(Some records)
════

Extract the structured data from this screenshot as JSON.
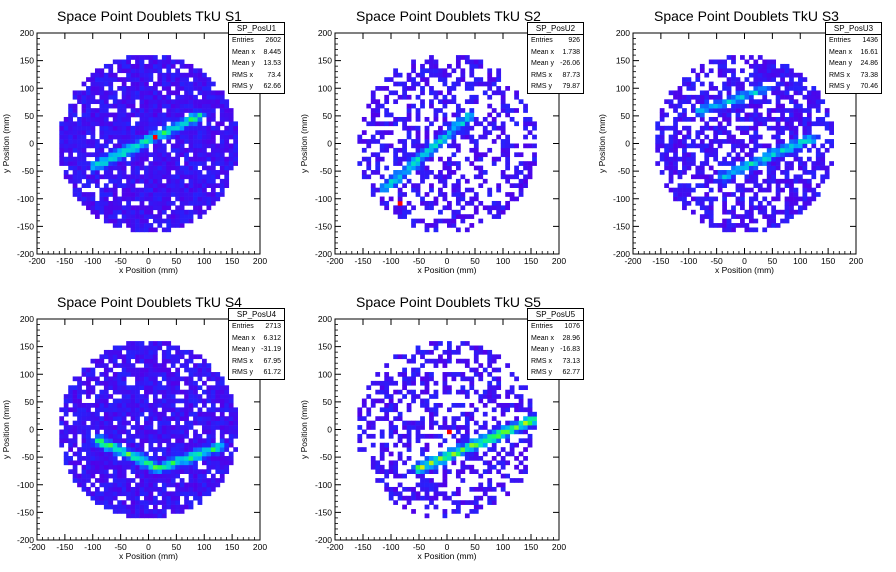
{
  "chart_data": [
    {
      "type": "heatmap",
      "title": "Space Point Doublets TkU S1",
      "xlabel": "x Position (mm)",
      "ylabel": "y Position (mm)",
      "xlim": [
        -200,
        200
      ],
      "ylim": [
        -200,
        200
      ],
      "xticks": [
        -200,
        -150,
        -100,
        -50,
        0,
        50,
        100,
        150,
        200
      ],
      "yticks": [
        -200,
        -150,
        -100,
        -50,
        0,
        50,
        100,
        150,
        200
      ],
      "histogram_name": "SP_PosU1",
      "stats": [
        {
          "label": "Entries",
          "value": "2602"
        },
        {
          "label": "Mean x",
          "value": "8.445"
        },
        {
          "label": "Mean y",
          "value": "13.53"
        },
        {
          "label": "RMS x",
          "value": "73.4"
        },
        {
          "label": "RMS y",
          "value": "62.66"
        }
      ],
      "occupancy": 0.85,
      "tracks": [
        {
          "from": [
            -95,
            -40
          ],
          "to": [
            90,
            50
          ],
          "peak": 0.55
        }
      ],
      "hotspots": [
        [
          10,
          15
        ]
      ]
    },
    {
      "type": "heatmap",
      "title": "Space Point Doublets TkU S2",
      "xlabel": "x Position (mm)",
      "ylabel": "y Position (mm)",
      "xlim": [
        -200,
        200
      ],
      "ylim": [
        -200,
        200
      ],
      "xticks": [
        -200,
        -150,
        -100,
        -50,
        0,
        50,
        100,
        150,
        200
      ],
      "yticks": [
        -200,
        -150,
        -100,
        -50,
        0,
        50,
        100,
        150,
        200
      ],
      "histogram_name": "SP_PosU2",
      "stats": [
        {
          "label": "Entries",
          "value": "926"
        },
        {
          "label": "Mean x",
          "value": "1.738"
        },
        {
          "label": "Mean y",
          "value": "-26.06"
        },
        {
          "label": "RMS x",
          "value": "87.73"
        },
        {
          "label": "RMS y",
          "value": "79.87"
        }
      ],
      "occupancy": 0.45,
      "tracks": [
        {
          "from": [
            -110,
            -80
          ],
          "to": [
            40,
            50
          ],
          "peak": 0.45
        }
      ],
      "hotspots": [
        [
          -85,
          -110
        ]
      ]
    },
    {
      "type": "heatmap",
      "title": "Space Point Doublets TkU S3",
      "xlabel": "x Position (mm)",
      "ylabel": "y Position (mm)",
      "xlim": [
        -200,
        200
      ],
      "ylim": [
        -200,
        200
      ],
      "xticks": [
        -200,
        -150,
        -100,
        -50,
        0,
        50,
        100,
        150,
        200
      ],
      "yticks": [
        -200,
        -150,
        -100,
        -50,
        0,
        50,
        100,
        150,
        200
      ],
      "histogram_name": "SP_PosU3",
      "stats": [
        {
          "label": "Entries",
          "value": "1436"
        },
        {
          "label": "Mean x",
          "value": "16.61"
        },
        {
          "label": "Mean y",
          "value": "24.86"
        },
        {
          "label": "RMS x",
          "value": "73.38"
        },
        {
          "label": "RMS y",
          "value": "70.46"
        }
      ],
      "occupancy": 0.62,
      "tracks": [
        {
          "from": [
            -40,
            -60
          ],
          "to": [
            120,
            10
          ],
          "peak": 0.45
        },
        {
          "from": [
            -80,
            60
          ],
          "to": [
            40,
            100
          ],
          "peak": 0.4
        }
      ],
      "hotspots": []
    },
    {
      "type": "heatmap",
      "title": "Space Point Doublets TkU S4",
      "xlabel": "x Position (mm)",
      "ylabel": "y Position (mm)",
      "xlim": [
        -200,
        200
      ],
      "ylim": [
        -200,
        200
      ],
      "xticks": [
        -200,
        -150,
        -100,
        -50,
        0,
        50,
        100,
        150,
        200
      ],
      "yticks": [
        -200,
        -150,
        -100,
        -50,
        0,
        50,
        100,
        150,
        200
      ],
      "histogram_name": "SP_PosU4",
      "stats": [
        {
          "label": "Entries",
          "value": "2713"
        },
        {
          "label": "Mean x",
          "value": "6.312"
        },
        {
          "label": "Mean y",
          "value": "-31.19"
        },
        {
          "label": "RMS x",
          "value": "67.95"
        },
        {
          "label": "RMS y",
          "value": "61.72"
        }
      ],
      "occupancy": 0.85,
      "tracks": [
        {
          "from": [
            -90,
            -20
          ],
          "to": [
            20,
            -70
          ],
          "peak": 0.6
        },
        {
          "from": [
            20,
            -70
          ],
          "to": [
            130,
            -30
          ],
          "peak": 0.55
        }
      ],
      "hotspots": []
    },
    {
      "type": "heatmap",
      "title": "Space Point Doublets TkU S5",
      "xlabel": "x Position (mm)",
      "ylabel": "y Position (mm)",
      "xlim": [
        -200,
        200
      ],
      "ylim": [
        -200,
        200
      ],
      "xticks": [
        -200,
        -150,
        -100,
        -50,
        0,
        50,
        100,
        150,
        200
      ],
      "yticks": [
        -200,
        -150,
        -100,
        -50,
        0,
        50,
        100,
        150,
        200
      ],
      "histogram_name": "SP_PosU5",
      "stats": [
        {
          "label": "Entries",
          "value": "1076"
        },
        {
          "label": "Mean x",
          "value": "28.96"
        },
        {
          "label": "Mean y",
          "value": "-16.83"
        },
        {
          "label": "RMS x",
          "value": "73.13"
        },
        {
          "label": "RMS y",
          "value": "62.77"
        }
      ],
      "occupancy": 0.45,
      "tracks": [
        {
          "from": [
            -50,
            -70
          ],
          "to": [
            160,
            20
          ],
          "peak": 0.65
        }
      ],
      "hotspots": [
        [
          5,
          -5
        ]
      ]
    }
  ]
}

════

DIRECTIVE: Which lines hold the string "peak"? List them all.

SOLUTION TO THE EXERCISE:
          "peak": 0.55
          "peak": 0.45
          "peak": 0.45
          "peak": 0.4
          "peak": 0.6
          "peak": 0.55
          "peak": 0.65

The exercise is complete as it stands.